- _Brief_
Go through the lines below and copy each one that holds the string "Elevation".

- _Information supplied_
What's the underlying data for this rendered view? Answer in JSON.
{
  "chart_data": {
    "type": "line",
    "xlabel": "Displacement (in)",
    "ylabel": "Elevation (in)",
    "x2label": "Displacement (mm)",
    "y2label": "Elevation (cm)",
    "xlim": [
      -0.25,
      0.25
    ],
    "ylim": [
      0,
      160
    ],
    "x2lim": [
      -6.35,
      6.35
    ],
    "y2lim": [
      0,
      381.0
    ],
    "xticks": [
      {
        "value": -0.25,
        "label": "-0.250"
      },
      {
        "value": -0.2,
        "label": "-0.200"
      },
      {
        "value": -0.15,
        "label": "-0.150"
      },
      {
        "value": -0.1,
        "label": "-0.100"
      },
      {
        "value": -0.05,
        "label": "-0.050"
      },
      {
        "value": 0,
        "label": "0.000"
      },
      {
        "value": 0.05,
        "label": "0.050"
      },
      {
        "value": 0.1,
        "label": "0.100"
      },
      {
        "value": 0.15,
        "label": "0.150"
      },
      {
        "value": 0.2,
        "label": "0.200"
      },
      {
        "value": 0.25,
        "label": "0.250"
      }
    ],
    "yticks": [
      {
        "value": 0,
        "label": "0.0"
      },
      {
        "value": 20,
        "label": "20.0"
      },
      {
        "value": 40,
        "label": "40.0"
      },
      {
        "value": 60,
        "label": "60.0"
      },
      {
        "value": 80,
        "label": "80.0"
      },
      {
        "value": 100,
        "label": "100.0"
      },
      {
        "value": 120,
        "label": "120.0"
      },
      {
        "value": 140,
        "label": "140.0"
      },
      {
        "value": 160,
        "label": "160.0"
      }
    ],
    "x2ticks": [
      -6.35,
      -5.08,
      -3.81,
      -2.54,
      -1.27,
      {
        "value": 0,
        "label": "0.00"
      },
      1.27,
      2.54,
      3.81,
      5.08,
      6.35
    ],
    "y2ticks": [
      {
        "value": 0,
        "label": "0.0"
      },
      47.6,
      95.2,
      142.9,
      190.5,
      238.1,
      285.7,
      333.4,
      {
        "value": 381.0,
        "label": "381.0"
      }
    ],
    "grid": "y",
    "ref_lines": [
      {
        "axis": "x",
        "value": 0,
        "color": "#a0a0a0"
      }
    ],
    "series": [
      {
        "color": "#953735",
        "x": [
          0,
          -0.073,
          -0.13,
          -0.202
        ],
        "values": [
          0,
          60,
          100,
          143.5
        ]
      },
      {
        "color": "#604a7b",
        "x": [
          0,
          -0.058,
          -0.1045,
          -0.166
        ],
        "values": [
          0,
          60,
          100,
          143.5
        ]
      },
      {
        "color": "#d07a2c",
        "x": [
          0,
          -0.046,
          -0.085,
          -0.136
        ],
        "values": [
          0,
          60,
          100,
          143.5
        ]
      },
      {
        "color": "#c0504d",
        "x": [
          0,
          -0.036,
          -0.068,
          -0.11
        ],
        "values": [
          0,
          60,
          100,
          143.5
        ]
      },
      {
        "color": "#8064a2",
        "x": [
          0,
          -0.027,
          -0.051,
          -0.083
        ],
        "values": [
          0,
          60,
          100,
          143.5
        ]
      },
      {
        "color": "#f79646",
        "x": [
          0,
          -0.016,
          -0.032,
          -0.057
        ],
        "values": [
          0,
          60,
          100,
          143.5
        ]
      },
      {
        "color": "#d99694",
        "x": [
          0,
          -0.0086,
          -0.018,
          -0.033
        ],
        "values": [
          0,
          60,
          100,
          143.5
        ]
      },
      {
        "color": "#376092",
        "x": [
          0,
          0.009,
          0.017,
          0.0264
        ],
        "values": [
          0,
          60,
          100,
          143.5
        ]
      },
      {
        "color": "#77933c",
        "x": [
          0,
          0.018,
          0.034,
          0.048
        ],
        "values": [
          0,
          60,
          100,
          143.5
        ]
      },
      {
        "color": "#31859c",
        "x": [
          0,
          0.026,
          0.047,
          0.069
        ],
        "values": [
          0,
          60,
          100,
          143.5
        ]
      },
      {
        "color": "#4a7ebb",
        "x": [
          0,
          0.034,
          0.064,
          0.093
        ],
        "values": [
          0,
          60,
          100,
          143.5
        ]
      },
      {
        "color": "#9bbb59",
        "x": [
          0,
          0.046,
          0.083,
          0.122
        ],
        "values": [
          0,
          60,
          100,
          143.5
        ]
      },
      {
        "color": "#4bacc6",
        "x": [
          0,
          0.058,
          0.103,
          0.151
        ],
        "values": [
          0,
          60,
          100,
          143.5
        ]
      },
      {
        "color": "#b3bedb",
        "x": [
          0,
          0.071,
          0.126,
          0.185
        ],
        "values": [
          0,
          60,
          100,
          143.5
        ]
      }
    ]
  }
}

- _Correct response_
    "ylabel": "Elevation (in)",
    "y2label": "Elevation (cm)",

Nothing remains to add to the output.